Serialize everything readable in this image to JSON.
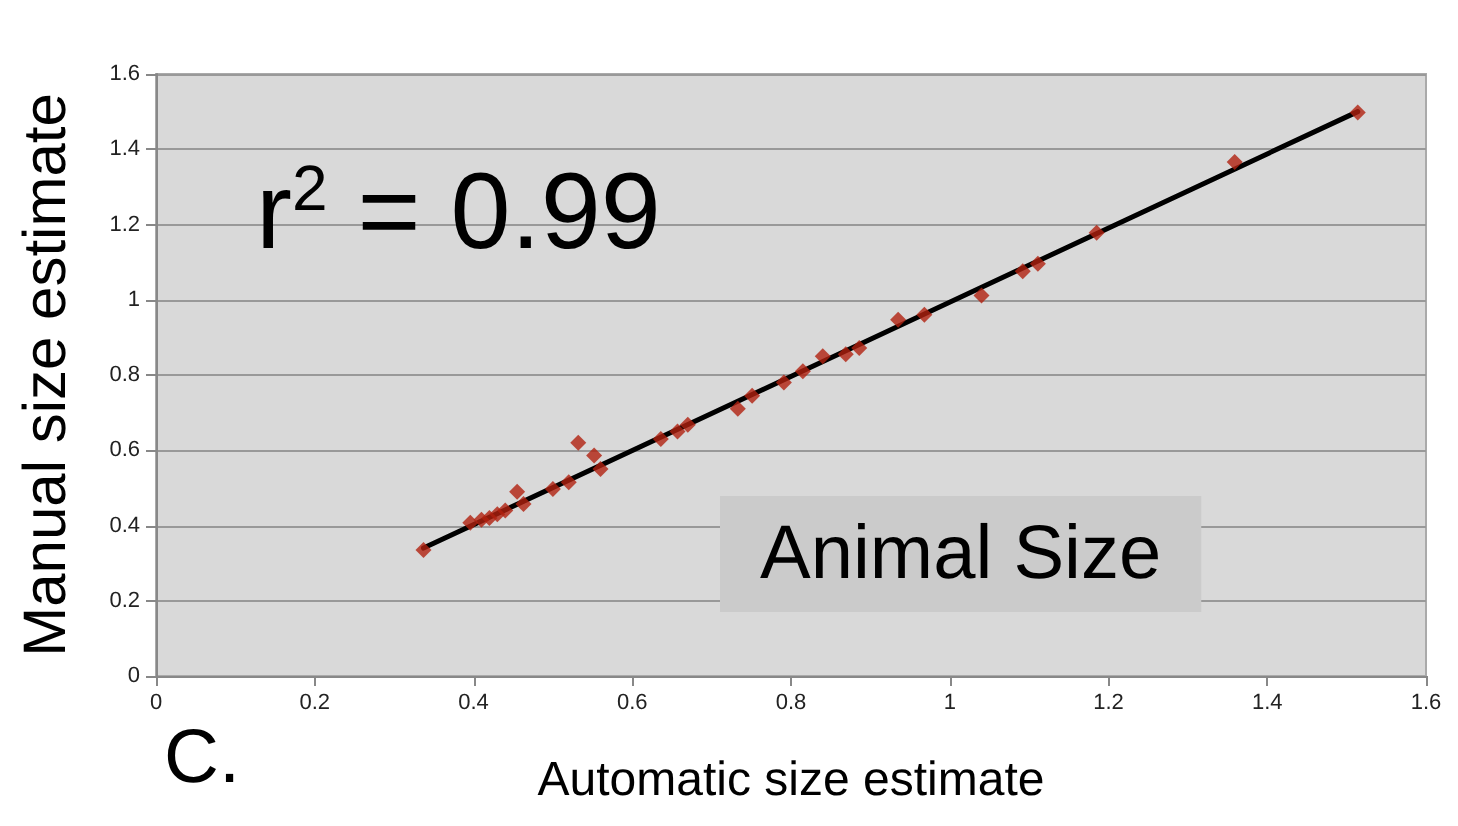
{
  "chart_data": {
    "type": "scatter",
    "xlabel": "Automatic size estimate",
    "ylabel": "Manual size estimate",
    "annotations": [
      "r$^{2}$ = 0.99",
      "Animal Size",
      "C."
    ],
    "xlim": [
      0,
      1.6
    ],
    "xticks": [
      0,
      0.2,
      0.4,
      0.6,
      0.8,
      1,
      1.2,
      1.4,
      1.6
    ],
    "ylim": [
      0,
      1.6
    ],
    "yticks": [
      0,
      0.2,
      0.4,
      0.6,
      0.8,
      1,
      1.2,
      1.4,
      1.6
    ],
    "grid": "y",
    "marker": "diamond",
    "series": [
      {
        "color": "#b0200f",
        "x": [
          0.337,
          0.396,
          0.41,
          0.42,
          0.43,
          0.44,
          0.455,
          0.463,
          0.5,
          0.52,
          0.532,
          0.552,
          0.56,
          0.636,
          0.657,
          0.67,
          0.733,
          0.751,
          0.791,
          0.815,
          0.84,
          0.869,
          0.886,
          0.935,
          0.968,
          1.04,
          1.092,
          1.111,
          1.185,
          1.359,
          1.514
        ],
        "values": [
          0.335,
          0.407,
          0.415,
          0.42,
          0.43,
          0.44,
          0.49,
          0.457,
          0.497,
          0.515,
          0.62,
          0.586,
          0.55,
          0.63,
          0.65,
          0.668,
          0.71,
          0.745,
          0.78,
          0.81,
          0.85,
          0.855,
          0.872,
          0.947,
          0.96,
          1.011,
          1.076,
          1.096,
          1.178,
          1.366,
          1.498
        ]
      },
      {
        "type": "line",
        "color": "#000000",
        "marker": "none",
        "line_style": "solid",
        "x": [
          0.337,
          1.514
        ],
        "values": [
          0.34,
          1.5
        ]
      }
    ]
  }
}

· · ·

STATED PROBLEM
From the entries above, pull out each line that includes "estimate".

TASK SOLUTION
    "xlabel": "Automatic size estimate",
    "ylabel": "Manual size estimate",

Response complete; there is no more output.